Stored entries

========================================================================

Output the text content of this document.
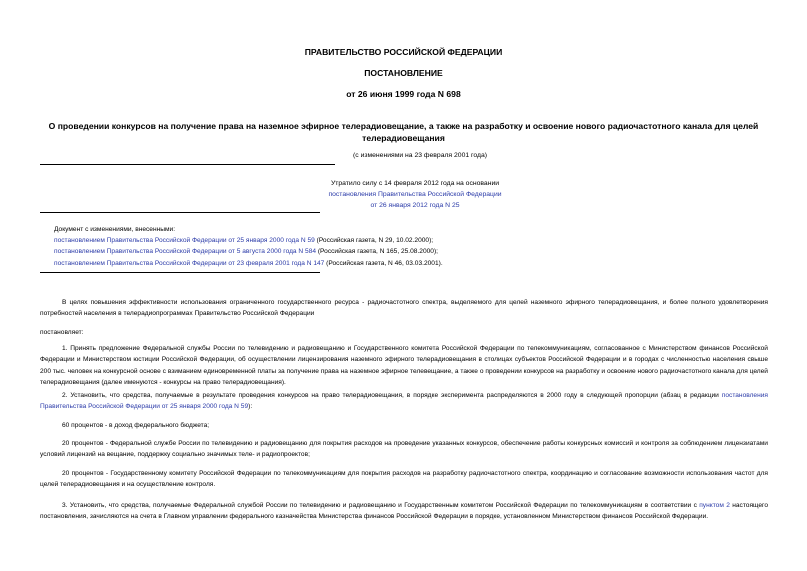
ПРАВИТЕЛЬСТВО РОССИЙСКОЙ ФЕДЕРАЦИИ
ПОСТАНОВЛЕНИЕ
от 26 июня 1999 года N 698
О проведении конкурсов на получение права на наземное эфирное телерадиовещание, а также на разработку и освоение нового радиочастотного канала для целей телерадиовещания
(с изменениями на 23 февраля 2001 года)
Утратило силу с 14 февраля 2012 года на основании
постановления Правительства Российской Федерации
от 26 января 2012 года N 25
Документ с изменениями, внесенными:
постановлением Правительства Российской Федерации от 25 января 2000 года N 59 (Российская газета, N 29, 10.02.2000);
постановлением Правительства Российской Федерации от 5 августа 2000 года N 584 (Российская газета, N 165, 25.08.2000);
постановлением Правительства Российской Федерации от 23 февраля 2001 года N 147 (Российская газета, N 46, 03.03.2001).
В целях повышения эффективности использования ограниченного государственного ресурса - радиочастотного спектра, выделяемого для целей наземного эфирного телерадиовещания, и более полного удовлетворения потребностей населения в телерадиопрограммах Правительство Российской Федерации
постановляет:
1. Принять предложение Федеральной службы России по телевидению и радиовещанию и Государственного комитета Российской Федерации по телекоммуникациям, согласованное с Министерством финансов Российской Федерации и Министерством юстиции Российской Федерации, об осуществлении лицензирования наземного эфирного телерадиовещания в столицах субъектов Российской Федерации и в городах с численностью населения свыше 200 тыс. человек на конкурсной основе с взиманием единовременной платы за получение права на наземное эфирное телевещание, а также о проведении конкурсов на разработку и освоение нового радиочастотного канала для целей телерадиовещания (далее именуются - конкурсы на право телерадиовещания).
2. Установить, что средства, получаемые в результате проведения конкурсов на право телерадиовещания, в порядке эксперимента распределяются в 2000 году в следующей пропорции (абзац в редакции постановления Правительства Российской Федерации от 25 января 2000 года N 59):
60 процентов - в доход федерального бюджета;
20 процентов - Федеральной службе России по телевидению и радиовещанию для покрытия расходов на проведение указанных конкурсов, обеспечение работы конкурсных комиссий и контроля за соблюдением лицензиатами условий лицензий на вещание, поддержку социально значимых теле- и радиопроектов;
20 процентов - Государственному комитету Российской Федерации по телекоммуникациям для покрытия расходов на разработку радиочастотного спектра, координацию и согласование возможности использования частот для целей телерадиовещания и на осуществление контроля.
3. Установить, что средства, получаемые Федеральной службой России по телевидению и радиовещанию и Государственным комитетом Российской Федерации по телекоммуникациям в соответствии с пунктом 2 настоящего постановления, зачисляются на счета в Главном управлении федерального казначейства Министерства финансов Российской Федерации в порядке, установленном Министерством финансов Российской Федерации.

========================================================================

# Set problem
Leave out every picture and copy the rest of the records exactly.

# Exercise solution
Output the text content of this document.
ПРАВИТЕЛЬСТВО РОССИЙСКОЙ ФЕДЕРАЦИИ
ПОСТАНОВЛЕНИЕ
от 26 июня 1999 года N 698
О проведении конкурсов на получение права на наземное эфирное телерадиовещание, а также на разработку и освоение нового радиочастотного канала для целей телерадиовещания
(с изменениями на 23 февраля 2001 года)
Утратило силу с 14 февраля 2012 года на основании
постановления Правительства Российской Федерации
от 26 января 2012 года N 25
Документ с изменениями, внесенными:
постановлением Правительства Российской Федерации от 25 января 2000 года N 59 (Российская газета, N 29, 10.02.2000);
постановлением Правительства Российской Федерации от 5 августа 2000 года N 584 (Российская газета, N 165, 25.08.2000);
постановлением Правительства Российской Федерации от 23 февраля 2001 года N 147 (Российская газета, N 46, 03.03.2001).
В целях повышения эффективности использования ограниченного государственного ресурса - радиочастотного спектра, выделяемого для целей наземного эфирного телерадиовещания, и более полного удовлетворения потребностей населения в телерадиопрограммах Правительство Российской Федерации
постановляет:
1. Принять предложение Федеральной службы России по телевидению и радиовещанию и Государственного комитета Российской Федерации по телекоммуникациям, согласованное с Министерством финансов Российской Федерации и Министерством юстиции Российской Федерации, об осуществлении лицензирования наземного эфирного телерадиовещания в столицах субъектов Российской Федерации и в городах с численностью населения свыше 200 тыс. человек на конкурсной основе с взиманием единовременной платы за получение права на наземное эфирное телевещание, а также о проведении конкурсов на разработку и освоение нового радиочастотного канала для целей телерадиовещания (далее именуются - конкурсы на право телерадиовещания).
2. Установить, что средства, получаемые в результате проведения конкурсов на право телерадиовещания, в порядке эксперимента распределяются в 2000 году в следующей пропорции (абзац в редакции постановления Правительства Российской Федерации от 25 января 2000 года N 59):
60 процентов - в доход федерального бюджета;
20 процентов - Федеральной службе России по телевидению и радиовещанию для покрытия расходов на проведение указанных конкурсов, обеспечение работы конкурсных комиссий и контроля за соблюдением лицензиатами условий лицензий на вещание, поддержку социально значимых теле- и радиопроектов;
20 процентов - Государственному комитету Российской Федерации по телекоммуникациям для покрытия расходов на разработку радиочастотного спектра, координацию и согласование возможности использования частот для целей телерадиовещания и на осуществление контроля.
3. Установить, что средства, получаемые Федеральной службой России по телевидению и радиовещанию и Государственным комитетом Российской Федерации по телекоммуникациям в соответствии с пунктом 2 настоящего постановления, зачисляются на счета в Главном управлении федерального казначейства Министерства финансов Российской Федерации в порядке, установленном Министерством финансов Российской Федерации.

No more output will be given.